-- Start of Records supplied --

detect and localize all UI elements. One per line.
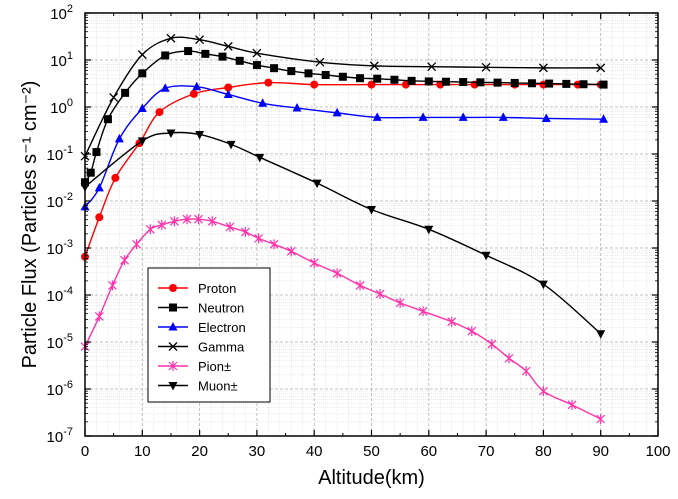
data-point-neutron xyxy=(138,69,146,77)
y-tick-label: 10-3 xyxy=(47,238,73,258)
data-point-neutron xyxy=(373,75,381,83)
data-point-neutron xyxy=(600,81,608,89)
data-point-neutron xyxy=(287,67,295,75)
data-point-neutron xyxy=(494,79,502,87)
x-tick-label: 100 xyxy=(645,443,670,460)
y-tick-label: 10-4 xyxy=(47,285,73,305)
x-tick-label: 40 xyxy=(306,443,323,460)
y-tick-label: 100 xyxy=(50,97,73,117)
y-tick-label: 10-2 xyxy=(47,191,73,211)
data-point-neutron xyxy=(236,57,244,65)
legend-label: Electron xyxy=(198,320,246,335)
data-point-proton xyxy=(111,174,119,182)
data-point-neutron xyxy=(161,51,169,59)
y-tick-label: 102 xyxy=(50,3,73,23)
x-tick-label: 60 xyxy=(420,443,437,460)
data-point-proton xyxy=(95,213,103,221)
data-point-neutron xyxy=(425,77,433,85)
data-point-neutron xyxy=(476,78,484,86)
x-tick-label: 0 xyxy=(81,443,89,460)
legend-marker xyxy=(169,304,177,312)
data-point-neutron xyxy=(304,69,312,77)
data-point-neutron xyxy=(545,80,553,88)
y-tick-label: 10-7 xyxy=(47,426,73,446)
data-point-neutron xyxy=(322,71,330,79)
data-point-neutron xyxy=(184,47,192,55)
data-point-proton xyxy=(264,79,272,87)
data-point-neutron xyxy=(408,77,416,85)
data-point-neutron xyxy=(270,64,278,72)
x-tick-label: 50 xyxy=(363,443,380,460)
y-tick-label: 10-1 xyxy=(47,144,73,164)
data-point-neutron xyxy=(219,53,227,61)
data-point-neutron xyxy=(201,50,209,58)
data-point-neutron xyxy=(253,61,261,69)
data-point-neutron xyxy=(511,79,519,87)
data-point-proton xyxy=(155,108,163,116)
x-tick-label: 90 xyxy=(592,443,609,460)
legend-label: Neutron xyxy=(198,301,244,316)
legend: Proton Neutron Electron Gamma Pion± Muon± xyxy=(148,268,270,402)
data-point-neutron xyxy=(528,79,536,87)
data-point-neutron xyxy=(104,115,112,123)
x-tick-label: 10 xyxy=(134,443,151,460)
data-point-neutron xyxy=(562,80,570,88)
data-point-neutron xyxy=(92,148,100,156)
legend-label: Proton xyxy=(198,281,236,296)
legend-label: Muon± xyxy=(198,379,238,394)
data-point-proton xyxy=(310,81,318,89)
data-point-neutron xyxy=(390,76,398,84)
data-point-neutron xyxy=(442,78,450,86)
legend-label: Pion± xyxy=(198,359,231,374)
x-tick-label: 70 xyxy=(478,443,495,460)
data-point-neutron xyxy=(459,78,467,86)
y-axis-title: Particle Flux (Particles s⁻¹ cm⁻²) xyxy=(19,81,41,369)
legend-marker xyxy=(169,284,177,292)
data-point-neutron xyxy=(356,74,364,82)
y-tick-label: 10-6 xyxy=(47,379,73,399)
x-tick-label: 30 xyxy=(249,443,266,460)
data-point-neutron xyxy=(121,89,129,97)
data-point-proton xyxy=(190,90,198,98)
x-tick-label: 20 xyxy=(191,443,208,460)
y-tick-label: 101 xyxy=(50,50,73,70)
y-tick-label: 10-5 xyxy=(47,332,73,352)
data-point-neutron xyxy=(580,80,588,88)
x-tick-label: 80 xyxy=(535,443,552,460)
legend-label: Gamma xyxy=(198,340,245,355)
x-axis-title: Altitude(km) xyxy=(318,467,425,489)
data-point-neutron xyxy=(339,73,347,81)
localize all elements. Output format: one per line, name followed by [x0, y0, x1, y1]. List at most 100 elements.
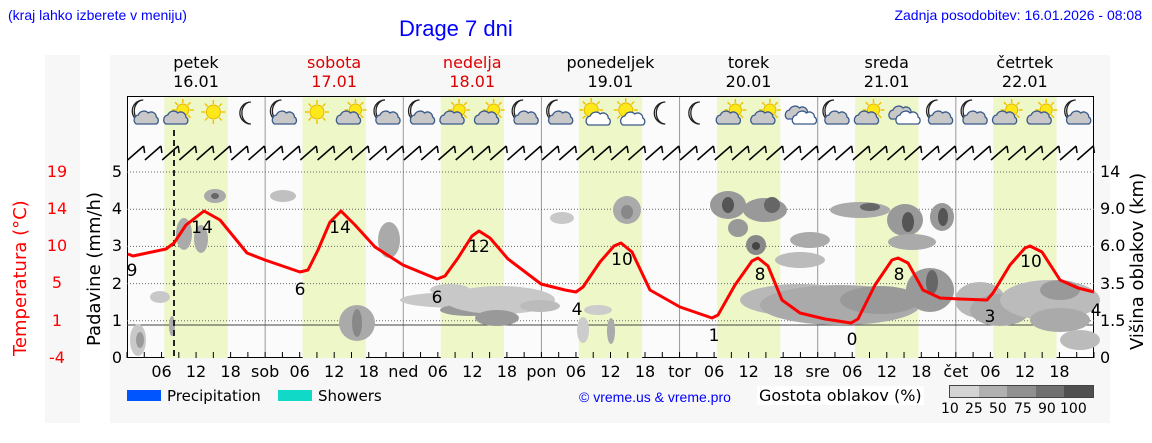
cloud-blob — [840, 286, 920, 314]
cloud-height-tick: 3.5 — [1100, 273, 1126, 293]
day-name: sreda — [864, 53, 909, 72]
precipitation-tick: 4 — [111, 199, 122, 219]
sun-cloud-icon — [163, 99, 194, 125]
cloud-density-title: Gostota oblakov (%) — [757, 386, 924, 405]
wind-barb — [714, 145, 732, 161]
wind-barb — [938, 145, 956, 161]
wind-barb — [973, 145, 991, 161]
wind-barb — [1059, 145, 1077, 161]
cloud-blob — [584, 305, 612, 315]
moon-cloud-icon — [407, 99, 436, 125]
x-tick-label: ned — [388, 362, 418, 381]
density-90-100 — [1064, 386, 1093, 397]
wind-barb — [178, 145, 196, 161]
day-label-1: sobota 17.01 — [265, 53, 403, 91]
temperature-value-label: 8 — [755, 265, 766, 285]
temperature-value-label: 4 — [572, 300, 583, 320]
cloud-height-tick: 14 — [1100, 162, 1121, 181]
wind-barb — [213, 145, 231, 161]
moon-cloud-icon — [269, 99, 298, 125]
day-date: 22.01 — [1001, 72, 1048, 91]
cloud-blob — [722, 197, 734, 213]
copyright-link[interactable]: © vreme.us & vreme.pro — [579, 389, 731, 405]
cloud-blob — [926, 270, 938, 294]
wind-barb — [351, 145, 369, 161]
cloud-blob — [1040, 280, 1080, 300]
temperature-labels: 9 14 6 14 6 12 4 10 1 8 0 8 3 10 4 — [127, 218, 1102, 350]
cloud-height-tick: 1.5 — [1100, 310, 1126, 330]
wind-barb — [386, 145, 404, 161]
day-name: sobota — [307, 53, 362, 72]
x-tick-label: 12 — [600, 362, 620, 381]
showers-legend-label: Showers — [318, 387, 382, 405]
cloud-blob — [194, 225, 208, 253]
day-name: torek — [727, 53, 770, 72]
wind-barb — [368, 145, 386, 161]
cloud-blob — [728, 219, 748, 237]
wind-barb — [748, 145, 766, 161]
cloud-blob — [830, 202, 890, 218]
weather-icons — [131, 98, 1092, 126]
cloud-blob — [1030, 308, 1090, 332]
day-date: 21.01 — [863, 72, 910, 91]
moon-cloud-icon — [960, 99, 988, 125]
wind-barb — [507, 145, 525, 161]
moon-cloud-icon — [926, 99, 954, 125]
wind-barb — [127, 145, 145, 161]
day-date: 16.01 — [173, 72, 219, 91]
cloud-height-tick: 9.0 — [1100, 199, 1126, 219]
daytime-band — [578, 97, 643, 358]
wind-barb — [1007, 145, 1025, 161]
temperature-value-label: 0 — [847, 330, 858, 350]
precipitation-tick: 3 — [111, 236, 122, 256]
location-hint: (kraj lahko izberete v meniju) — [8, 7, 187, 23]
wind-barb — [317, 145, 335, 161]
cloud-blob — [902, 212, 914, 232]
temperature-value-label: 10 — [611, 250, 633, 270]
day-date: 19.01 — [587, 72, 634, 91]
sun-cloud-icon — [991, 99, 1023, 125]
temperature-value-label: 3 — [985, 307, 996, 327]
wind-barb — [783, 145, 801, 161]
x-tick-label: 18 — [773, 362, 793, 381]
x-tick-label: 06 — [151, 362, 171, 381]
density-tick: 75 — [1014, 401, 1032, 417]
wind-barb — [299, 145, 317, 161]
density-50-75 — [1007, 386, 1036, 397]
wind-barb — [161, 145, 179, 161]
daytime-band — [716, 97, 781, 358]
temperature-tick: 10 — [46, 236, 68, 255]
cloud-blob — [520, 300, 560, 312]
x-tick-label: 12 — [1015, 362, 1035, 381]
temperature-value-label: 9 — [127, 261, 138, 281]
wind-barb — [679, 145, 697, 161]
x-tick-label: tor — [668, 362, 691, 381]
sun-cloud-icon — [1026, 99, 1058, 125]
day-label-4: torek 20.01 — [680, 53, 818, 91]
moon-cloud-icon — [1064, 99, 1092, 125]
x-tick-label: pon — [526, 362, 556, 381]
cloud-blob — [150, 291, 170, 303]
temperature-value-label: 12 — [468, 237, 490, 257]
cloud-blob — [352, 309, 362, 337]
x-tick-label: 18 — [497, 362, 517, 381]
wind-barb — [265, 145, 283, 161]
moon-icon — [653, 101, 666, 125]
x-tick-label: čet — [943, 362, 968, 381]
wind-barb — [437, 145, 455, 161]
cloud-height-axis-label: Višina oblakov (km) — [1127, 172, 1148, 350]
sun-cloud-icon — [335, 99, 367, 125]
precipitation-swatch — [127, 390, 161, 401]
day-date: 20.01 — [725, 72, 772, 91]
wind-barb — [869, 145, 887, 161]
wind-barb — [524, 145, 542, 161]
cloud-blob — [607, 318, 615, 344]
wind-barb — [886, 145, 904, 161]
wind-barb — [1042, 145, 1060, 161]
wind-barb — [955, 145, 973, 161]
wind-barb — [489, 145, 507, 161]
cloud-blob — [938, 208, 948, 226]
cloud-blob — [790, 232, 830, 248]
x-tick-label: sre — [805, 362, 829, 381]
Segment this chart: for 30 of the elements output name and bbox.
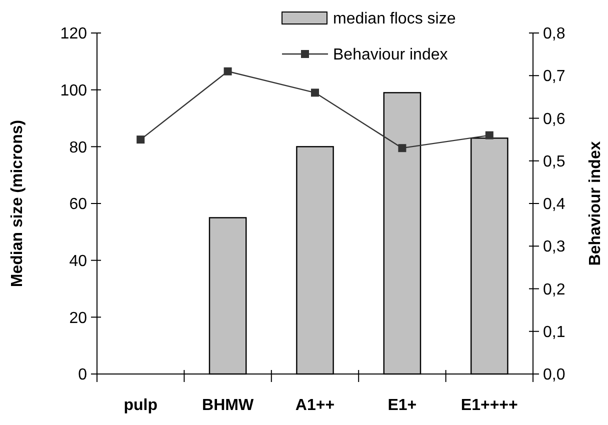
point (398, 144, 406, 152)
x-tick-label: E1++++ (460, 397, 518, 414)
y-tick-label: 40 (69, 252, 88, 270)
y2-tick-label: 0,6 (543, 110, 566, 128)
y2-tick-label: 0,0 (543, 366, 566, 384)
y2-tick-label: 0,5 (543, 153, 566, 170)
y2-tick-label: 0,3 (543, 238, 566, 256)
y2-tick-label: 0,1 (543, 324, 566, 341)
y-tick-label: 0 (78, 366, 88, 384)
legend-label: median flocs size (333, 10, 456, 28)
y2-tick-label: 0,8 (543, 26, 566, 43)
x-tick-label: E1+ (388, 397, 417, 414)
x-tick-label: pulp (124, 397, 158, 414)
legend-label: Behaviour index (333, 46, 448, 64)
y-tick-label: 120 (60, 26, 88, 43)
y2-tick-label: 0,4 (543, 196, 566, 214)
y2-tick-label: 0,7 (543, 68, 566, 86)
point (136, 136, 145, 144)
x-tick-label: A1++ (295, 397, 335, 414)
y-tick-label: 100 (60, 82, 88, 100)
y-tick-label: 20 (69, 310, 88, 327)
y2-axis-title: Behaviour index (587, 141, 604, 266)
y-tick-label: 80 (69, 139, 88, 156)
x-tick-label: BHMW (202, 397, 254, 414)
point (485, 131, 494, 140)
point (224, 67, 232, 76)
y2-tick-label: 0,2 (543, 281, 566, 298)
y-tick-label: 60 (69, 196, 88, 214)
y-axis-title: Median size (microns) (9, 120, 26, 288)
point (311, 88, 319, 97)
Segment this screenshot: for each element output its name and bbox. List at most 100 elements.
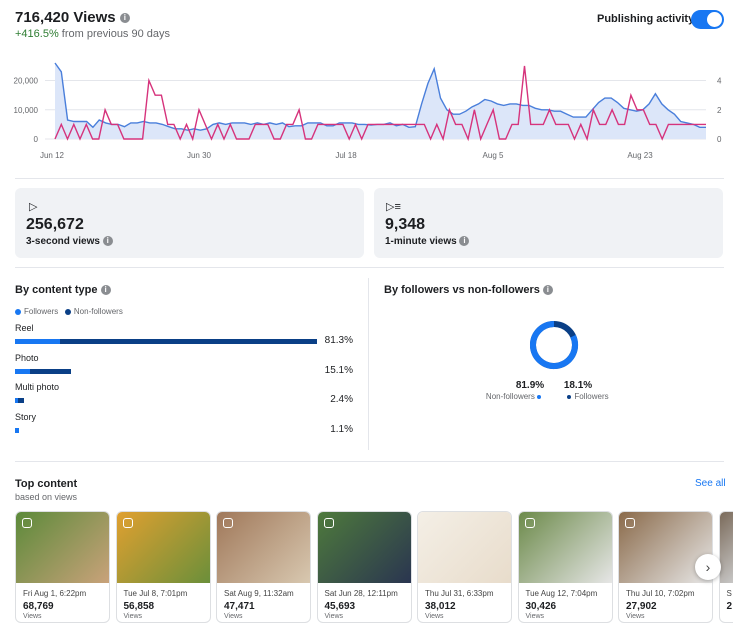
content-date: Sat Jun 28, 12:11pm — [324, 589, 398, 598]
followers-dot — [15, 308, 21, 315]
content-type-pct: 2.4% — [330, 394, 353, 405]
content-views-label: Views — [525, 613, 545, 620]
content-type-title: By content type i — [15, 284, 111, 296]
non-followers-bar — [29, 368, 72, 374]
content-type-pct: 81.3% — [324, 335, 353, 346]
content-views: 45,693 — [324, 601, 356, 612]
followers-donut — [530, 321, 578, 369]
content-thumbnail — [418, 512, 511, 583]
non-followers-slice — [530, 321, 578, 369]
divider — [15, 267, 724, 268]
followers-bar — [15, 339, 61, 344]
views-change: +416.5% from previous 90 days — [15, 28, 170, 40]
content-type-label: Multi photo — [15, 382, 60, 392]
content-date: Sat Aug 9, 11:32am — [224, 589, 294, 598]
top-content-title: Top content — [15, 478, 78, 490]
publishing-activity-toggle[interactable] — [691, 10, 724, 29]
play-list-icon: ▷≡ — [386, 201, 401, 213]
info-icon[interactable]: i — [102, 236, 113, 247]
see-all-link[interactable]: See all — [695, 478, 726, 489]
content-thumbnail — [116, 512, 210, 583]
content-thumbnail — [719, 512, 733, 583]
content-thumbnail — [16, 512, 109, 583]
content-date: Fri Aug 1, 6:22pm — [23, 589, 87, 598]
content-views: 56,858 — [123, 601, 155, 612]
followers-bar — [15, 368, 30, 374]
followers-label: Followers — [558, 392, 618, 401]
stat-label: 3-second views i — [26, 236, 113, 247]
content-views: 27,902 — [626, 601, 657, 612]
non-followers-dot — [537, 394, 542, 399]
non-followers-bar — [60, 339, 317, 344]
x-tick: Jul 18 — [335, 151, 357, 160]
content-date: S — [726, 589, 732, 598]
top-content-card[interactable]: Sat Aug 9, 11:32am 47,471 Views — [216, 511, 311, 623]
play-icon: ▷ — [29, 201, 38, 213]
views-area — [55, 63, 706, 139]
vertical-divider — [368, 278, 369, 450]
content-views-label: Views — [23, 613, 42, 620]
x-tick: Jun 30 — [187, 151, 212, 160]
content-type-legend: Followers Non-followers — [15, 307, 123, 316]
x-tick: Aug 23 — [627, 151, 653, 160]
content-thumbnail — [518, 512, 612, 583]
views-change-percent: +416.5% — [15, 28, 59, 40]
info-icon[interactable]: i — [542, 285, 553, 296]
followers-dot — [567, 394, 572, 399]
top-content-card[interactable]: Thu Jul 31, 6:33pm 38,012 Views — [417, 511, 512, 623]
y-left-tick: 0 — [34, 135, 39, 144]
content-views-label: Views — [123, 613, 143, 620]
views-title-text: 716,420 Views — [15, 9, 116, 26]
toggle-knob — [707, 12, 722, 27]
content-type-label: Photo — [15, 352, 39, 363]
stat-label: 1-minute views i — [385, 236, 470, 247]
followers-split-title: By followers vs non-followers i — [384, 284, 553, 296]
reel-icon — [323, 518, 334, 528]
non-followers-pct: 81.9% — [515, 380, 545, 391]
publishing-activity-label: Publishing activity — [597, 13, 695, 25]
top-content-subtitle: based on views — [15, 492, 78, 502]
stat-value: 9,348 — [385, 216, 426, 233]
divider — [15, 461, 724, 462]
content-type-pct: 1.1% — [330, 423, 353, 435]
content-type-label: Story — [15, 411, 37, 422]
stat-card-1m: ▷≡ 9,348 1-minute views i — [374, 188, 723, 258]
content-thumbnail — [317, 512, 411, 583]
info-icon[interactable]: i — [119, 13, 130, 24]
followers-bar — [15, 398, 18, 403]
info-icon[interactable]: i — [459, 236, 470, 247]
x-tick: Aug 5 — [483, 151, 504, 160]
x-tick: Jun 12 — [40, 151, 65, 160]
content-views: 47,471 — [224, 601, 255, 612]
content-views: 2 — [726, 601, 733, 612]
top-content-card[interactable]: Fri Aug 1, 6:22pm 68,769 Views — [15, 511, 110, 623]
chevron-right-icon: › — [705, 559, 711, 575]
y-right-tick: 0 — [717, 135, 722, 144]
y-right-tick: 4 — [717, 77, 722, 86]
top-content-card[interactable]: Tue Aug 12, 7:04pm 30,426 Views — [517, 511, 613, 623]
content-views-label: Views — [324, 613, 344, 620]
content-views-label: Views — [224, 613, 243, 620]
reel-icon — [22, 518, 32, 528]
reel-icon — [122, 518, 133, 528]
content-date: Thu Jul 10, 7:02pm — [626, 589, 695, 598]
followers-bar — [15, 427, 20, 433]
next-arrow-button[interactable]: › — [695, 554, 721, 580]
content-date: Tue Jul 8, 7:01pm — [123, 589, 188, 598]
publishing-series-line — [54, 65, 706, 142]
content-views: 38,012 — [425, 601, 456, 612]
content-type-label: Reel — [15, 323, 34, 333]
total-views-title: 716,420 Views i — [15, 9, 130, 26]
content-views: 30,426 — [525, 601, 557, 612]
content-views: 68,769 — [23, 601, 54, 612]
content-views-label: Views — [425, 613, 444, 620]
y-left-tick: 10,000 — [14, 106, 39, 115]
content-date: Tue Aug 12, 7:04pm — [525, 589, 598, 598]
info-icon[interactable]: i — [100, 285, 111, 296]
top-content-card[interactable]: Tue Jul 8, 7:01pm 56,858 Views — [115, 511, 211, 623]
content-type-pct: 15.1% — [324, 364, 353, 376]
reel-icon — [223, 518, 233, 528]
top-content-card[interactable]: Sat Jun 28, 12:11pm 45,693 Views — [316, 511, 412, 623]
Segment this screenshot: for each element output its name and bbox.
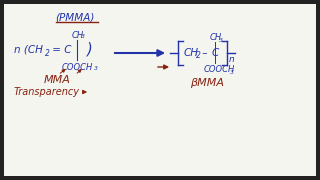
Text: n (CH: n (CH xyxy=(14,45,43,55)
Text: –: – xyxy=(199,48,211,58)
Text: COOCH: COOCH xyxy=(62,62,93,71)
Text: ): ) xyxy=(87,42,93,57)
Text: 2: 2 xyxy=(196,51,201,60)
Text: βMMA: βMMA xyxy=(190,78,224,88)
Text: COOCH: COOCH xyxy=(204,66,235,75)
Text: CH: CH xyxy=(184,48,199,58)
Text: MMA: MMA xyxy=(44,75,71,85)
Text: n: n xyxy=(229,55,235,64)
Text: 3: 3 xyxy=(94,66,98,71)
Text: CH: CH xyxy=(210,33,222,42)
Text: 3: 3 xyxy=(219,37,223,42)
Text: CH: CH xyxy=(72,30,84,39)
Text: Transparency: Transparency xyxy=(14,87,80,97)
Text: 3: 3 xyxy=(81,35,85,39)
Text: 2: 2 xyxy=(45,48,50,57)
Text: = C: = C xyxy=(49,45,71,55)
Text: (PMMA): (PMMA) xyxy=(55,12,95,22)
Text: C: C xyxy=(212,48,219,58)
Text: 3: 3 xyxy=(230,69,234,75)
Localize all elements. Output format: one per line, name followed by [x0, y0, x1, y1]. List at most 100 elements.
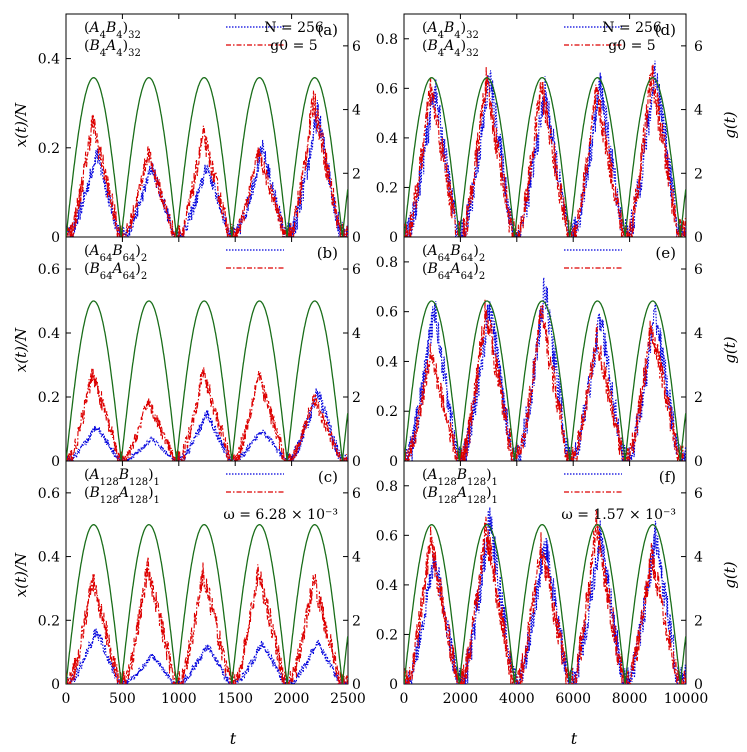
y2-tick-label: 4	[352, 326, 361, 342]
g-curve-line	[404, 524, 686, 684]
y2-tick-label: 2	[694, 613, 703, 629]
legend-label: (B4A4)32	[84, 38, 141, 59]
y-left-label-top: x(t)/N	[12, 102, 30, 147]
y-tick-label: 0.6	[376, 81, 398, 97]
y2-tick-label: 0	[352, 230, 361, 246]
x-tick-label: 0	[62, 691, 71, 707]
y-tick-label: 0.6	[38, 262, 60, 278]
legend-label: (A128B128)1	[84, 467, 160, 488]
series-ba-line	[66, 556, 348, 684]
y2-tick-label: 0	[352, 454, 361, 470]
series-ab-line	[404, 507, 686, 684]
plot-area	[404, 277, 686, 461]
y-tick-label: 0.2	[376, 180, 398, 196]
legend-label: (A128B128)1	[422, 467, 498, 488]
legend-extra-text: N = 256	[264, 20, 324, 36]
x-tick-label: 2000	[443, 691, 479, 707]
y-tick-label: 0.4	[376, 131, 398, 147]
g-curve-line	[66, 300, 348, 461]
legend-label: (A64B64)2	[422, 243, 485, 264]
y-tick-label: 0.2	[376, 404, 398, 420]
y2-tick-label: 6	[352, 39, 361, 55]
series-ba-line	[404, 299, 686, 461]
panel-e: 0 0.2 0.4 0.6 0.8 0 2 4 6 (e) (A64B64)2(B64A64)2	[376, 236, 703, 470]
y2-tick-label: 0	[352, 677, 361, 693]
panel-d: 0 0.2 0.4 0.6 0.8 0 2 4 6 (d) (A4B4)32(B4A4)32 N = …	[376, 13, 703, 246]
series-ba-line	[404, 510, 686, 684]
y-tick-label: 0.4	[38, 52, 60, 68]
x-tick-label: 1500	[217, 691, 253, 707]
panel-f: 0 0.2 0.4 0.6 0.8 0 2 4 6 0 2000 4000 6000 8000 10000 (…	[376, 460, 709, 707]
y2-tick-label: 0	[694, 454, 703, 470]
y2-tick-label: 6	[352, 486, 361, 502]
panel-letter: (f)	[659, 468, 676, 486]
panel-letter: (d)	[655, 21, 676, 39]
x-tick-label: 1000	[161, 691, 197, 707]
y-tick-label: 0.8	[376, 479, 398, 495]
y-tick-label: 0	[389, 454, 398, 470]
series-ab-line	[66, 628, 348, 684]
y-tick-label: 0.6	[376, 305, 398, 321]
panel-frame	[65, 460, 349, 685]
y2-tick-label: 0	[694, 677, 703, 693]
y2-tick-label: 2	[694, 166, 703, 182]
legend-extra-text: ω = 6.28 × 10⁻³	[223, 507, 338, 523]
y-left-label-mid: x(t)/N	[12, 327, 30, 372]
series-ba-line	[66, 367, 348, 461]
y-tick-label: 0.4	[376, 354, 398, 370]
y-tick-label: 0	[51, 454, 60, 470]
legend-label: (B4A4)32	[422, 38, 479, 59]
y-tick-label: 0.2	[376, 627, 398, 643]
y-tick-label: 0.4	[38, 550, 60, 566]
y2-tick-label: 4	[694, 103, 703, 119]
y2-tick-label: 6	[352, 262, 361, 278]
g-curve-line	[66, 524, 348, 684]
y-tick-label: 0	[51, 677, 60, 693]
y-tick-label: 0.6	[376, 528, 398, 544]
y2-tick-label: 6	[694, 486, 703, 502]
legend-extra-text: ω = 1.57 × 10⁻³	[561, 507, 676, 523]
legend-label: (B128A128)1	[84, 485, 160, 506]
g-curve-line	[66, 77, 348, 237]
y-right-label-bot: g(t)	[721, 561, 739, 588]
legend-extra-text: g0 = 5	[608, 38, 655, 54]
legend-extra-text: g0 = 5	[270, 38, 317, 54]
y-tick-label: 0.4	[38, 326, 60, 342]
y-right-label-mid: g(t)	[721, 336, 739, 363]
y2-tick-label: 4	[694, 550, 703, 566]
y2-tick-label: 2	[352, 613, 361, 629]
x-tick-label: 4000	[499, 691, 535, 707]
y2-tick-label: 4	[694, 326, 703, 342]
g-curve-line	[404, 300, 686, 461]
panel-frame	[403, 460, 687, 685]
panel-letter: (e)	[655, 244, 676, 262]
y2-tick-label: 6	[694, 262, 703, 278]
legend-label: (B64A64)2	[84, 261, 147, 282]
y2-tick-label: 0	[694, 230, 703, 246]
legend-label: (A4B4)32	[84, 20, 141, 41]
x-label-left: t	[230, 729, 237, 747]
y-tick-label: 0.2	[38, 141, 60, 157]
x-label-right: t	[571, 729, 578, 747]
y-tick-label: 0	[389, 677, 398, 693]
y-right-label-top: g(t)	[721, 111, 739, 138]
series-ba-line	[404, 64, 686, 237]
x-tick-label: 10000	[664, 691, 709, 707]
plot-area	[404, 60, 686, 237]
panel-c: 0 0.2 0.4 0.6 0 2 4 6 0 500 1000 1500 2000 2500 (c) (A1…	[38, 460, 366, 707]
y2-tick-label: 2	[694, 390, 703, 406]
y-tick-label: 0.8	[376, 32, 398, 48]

-- End of Records supplied --

## What you need to do
Rewrite the rows from the line with "cloud-blob — [840, 286, 920, 314]" to the line with "wind-barb — [714, 145, 732, 161]", replacing "day-name" with "weekday-name" and keeping everything else the same. Return only those lines.

## Full solution
cloud-blob — [840, 286, 920, 314]
cloud-height-tick: 3.5 — [1100, 273, 1126, 293]
weekday-name: sreda — [864, 53, 909, 72]
precipitation-tick: 4 — [111, 199, 122, 219]
sun-cloud-icon — [163, 99, 194, 125]
cloud-density-title: Gostota oblakov (%) — [757, 386, 924, 405]
wind-barb — [714, 145, 732, 161]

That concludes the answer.